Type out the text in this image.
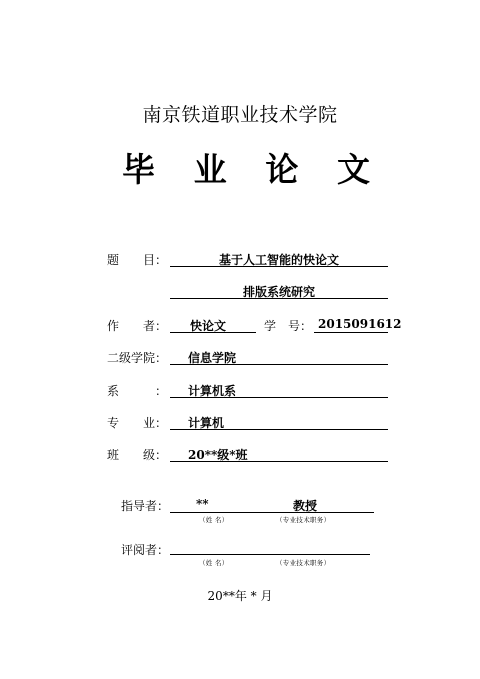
南京铁道职业技术学院
毕 业 论 文
题　　目：	基于人工智能的快论文
排版系统研究
作　　者： 快论文	学　号： 2015091612
二级学院： 信息学院
系　　　： 计算机系
专　　业： 计算机
班　　级： 20**级*班
指导者： **	教授
（姓 名）	（专业技术职务）
评阅者：
（姓 名）	（专业技术职务）
20**年 * 月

Problem statement: Transcribe the entries above verbatim, omitting their pictures.

Solution to this exercise:
Type out the text in this image.
南京铁道职业技术学院
毕 业 论 文
题　　目：	基于人工智能的快论文
排版系统研究
作　　者： 快论文	学　号： 2015091612
二级学院： 信息学院
系　　　： 计算机系
专　　业： 计算机
班　　级： 20**级*班
指导者： **	教授
（姓 名）	（专业技术职务）
评阅者：
（姓 名）	（专业技术职务）
20**年 * 月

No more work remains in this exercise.